_PROBLEM_.
Search the material and gather each line with "собаками" in it.

_PROVIDED MATERIAL_.
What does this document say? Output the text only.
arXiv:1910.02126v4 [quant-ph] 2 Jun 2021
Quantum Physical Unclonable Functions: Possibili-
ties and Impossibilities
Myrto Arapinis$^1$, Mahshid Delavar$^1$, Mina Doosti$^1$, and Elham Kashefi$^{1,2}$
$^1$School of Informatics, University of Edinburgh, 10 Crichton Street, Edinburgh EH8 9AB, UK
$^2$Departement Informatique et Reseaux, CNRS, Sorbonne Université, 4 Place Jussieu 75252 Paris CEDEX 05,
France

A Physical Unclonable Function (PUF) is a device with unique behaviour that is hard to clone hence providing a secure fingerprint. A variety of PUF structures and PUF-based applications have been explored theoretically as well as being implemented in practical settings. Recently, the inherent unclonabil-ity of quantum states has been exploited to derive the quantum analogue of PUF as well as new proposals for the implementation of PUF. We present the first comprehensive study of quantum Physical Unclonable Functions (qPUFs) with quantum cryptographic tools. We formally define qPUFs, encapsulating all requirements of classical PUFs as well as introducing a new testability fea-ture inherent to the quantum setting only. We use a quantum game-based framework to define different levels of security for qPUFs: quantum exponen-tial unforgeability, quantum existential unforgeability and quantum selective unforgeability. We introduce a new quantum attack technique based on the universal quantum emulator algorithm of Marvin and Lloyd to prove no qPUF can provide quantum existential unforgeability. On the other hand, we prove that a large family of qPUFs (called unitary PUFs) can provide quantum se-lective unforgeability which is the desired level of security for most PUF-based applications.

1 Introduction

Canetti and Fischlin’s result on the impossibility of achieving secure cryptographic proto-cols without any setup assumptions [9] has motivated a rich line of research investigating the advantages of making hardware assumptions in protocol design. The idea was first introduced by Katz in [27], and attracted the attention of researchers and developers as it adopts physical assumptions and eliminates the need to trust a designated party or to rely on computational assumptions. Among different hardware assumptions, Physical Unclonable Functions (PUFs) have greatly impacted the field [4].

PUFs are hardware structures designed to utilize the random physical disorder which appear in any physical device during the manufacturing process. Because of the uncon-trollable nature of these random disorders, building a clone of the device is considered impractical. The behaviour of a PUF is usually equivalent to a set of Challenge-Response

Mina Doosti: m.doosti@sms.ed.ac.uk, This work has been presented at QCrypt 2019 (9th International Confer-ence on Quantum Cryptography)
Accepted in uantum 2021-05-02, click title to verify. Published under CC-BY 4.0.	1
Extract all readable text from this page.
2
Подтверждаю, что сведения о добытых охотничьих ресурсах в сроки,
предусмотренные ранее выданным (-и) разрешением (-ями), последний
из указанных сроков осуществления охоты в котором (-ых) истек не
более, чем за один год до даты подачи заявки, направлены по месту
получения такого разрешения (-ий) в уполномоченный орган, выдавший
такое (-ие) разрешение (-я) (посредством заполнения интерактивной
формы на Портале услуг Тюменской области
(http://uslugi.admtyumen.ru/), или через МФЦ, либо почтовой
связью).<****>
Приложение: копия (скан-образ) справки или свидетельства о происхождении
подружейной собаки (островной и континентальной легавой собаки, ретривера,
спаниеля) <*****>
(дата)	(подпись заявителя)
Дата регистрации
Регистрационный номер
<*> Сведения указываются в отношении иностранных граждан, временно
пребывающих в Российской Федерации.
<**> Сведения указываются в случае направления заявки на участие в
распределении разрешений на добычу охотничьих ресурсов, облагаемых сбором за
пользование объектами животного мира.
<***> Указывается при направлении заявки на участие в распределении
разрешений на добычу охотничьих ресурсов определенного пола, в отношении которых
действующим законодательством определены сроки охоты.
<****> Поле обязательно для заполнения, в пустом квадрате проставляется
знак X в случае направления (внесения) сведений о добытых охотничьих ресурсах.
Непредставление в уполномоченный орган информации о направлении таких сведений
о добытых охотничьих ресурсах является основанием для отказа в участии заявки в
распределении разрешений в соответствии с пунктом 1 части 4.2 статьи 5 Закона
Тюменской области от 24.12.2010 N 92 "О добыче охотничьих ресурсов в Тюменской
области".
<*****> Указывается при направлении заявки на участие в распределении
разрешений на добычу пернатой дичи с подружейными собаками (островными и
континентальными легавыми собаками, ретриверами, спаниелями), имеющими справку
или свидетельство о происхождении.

_PROBLEM SOLUTION_.
разрешений на добычу пернатой дичи с подружейными собаками (островными и
континентальными легавыми собаками, ретриверами, спаниелями), имеющими справку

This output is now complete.